WORK INSTRUCTIONS:
Among the lines of this listing, determine how many contain the string "ГЛАВЫ". Answer with the number only.

SUPPLIED RECORDS:
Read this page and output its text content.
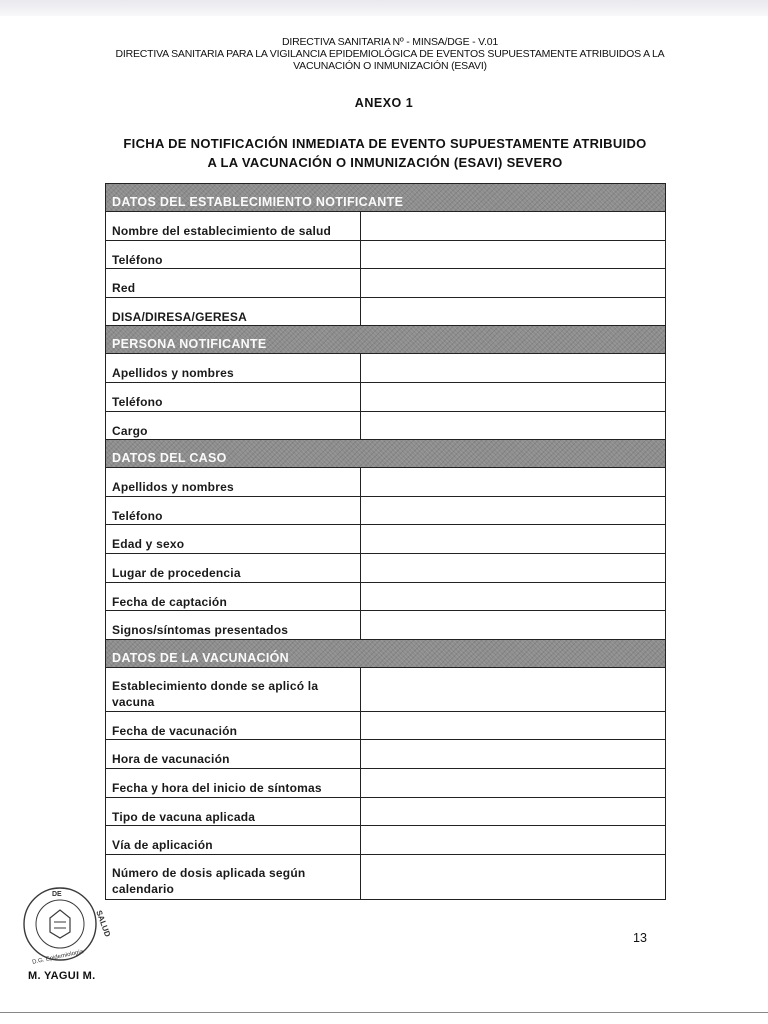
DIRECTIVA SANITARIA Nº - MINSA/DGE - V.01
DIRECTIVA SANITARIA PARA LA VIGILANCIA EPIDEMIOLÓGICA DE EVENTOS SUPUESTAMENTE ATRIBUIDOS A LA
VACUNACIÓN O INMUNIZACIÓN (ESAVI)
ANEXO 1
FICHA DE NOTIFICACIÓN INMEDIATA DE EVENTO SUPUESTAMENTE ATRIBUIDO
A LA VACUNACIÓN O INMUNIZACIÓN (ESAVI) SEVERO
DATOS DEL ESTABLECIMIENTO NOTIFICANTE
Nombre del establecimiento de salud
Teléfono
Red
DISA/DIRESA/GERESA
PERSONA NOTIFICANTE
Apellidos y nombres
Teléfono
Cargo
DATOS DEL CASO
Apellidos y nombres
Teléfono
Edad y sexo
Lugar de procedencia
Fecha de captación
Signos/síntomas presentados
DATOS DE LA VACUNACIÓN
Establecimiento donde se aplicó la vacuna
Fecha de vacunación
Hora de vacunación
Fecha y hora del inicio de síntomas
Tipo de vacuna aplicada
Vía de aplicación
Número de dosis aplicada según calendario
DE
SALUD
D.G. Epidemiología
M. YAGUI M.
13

---

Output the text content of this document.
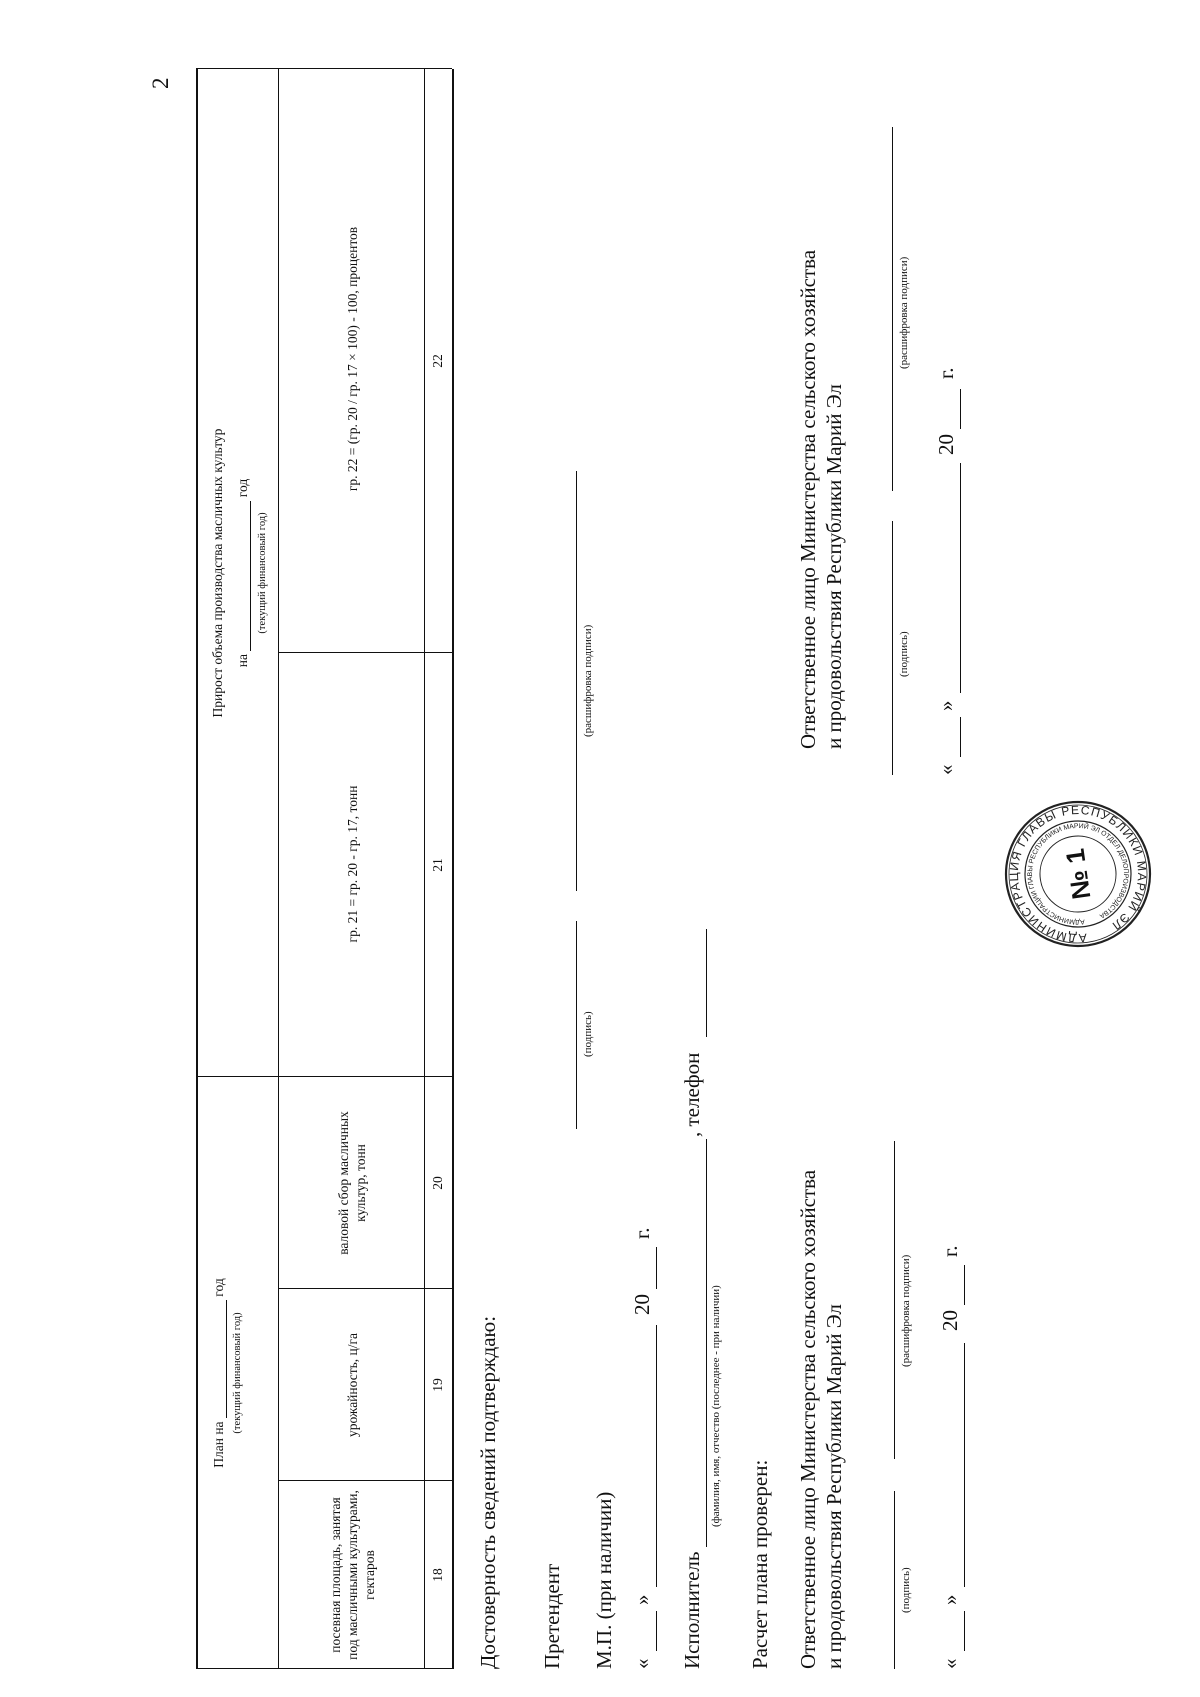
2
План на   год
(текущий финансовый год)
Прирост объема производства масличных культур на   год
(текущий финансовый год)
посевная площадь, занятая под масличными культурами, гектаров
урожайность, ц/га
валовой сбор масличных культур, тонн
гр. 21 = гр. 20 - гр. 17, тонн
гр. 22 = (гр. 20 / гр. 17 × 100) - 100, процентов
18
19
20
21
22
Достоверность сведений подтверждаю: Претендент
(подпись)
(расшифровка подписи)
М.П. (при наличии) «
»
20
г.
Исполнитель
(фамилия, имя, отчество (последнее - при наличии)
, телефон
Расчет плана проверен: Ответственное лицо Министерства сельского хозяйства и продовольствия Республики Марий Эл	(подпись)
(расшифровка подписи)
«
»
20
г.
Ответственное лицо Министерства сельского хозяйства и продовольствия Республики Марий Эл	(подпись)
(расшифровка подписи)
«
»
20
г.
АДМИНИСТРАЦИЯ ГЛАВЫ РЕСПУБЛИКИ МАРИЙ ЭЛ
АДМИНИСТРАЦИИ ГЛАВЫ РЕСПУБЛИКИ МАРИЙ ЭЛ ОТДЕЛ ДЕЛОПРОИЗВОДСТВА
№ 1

ANSWER TO THE EXERCISE:
2